Extracted entries —
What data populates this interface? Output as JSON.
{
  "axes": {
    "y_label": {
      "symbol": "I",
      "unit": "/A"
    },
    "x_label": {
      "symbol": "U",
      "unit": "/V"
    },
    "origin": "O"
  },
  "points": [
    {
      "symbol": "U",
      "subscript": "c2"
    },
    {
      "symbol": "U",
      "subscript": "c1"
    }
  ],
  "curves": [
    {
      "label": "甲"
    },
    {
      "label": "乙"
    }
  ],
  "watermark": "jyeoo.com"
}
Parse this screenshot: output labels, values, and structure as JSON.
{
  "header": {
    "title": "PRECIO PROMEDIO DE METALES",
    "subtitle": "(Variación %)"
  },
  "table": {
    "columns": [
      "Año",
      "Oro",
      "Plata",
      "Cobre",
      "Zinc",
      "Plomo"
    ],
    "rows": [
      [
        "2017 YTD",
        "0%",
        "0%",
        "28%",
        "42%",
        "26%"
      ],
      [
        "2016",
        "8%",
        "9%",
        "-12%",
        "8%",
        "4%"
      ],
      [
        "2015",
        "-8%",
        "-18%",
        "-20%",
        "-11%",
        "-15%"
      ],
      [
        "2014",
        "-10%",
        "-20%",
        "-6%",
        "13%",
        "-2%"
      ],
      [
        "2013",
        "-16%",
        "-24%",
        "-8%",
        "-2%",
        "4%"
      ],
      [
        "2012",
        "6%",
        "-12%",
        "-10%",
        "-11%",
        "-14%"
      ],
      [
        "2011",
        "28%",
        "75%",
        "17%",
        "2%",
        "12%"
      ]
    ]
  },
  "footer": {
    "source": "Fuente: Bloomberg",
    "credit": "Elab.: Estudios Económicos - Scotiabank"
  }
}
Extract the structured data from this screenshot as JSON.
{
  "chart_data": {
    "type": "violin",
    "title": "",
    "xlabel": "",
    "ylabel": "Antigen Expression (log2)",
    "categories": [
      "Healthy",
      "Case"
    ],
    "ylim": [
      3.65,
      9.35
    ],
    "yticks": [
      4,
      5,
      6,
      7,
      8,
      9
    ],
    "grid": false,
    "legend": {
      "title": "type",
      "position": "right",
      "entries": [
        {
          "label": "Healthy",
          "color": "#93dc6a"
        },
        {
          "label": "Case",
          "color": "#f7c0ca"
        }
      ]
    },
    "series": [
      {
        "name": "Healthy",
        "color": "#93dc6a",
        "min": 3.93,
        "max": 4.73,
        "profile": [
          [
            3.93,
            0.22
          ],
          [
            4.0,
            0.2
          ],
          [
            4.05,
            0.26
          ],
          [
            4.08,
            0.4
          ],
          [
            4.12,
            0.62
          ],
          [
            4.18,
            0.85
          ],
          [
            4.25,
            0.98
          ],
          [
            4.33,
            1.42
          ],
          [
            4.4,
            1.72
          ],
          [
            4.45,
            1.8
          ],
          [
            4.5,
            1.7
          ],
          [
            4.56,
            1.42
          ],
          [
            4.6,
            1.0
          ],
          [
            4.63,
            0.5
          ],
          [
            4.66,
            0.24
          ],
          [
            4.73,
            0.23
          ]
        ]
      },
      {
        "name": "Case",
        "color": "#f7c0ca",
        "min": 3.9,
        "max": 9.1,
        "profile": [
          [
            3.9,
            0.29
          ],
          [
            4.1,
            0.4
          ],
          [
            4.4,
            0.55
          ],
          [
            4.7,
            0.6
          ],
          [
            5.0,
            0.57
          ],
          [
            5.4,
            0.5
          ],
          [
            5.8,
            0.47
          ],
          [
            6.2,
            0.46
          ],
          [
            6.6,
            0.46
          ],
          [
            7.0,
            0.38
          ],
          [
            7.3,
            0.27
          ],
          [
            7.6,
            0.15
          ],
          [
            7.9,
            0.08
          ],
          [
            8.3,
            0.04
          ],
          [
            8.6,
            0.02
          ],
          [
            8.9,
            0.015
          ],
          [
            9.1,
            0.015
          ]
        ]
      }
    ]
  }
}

Task to carry out —
Write the material out again in its entirety, exactly as shown.

Output —
What data populates this interface? Output as JSON.
{
  "axes": {
    "y_label": {
      "symbol": "I",
      "unit": "/A"
    },
    "x_label": {
      "symbol": "U",
      "unit": "/V"
    },
    "origin": "O"
  },
  "points": [
    {
      "symbol": "U",
      "subscript": "c2"
    },
    {
      "symbol": "U",
      "subscript": "c1"
    }
  ],
  "curves": [
    {
      "label": "甲"
    },
    {
      "label": "乙"
    }
  ],
  "watermark": "jyeoo.com"
}
Parse this screenshot: output labels, values, and structure as JSON.
{
  "header": {
    "title": "PRECIO PROMEDIO DE METALES",
    "subtitle": "(Variación %)"
  },
  "table": {
    "columns": [
      "Año",
      "Oro",
      "Plata",
      "Cobre",
      "Zinc",
      "Plomo"
    ],
    "rows": [
      [
        "2017 YTD",
        "0%",
        "0%",
        "28%",
        "42%",
        "26%"
      ],
      [
        "2016",
        "8%",
        "9%",
        "-12%",
        "8%",
        "4%"
      ],
      [
        "2015",
        "-8%",
        "-18%",
        "-20%",
        "-11%",
        "-15%"
      ],
      [
        "2014",
        "-10%",
        "-20%",
        "-6%",
        "13%",
        "-2%"
      ],
      [
        "2013",
        "-16%",
        "-24%",
        "-8%",
        "-2%",
        "4%"
      ],
      [
        "2012",
        "6%",
        "-12%",
        "-10%",
        "-11%",
        "-14%"
      ],
      [
        "2011",
        "28%",
        "75%",
        "17%",
        "2%",
        "12%"
      ]
    ]
  },
  "footer": {
    "source": "Fuente: Bloomberg",
    "credit": "Elab.: Estudios Económicos - Scotiabank"
  }
}
Extract the structured data from this screenshot as JSON.
{
  "chart_data": {
    "type": "violin",
    "title": "",
    "xlabel": "",
    "ylabel": "Antigen Expression (log2)",
    "categories": [
      "Healthy",
      "Case"
    ],
    "ylim": [
      3.65,
      9.35
    ],
    "yticks": [
      4,
      5,
      6,
      7,
      8,
      9
    ],
    "grid": false,
    "legend": {
      "title": "type",
      "position": "right",
      "entries": [
        {
          "label": "Healthy",
          "color": "#93dc6a"
        },
        {
          "label": "Case",
          "color": "#f7c0ca"
        }
      ]
    },
    "series": [
      {
        "name": "Healthy",
        "color": "#93dc6a",
        "min": 3.93,
        "max": 4.73,
        "profile": [
          [
            3.93,
            0.22
          ],
          [
            4.0,
            0.2
          ],
          [
            4.05,
            0.26
          ],
          [
            4.08,
            0.4
          ],
          [
            4.12,
            0.62
          ],
          [
            4.18,
            0.85
          ],
          [
            4.25,
            0.98
          ],
          [
            4.33,
            1.42
          ],
          [
            4.4,
            1.72
          ],
          [
            4.45,
            1.8
          ],
          [
            4.5,
            1.7
          ],
          [
            4.56,
            1.42
          ],
          [
            4.6,
            1.0
          ],
          [
            4.63,
            0.5
          ],
          [
            4.66,
            0.24
          ],
          [
            4.73,
            0.23
          ]
        ]
      },
      {
        "name": "Case",
        "color": "#f7c0ca",
        "min": 3.9,
        "max": 9.1,
        "profile": [
          [
            3.9,
            0.29
          ],
          [
            4.1,
            0.4
          ],
          [
            4.4,
            0.55
          ],
          [
            4.7,
            0.6
          ],
          [
            5.0,
            0.57
          ],
          [
            5.4,
            0.5
          ],
          [
            5.8,
            0.47
          ],
          [
            6.2,
            0.46
          ],
          [
            6.6,
            0.46
          ],
          [
            7.0,
            0.38
          ],
          [
            7.3,
            0.27
          ],
          [
            7.6,
            0.15
          ],
          [
            7.9,
            0.08
          ],
          [
            8.3,
            0.04
          ],
          [
            8.6,
            0.02
          ],
          [
            8.9,
            0.015
          ],
          [
            9.1,
            0.015
          ]
        ]
      }
    ]
  }
}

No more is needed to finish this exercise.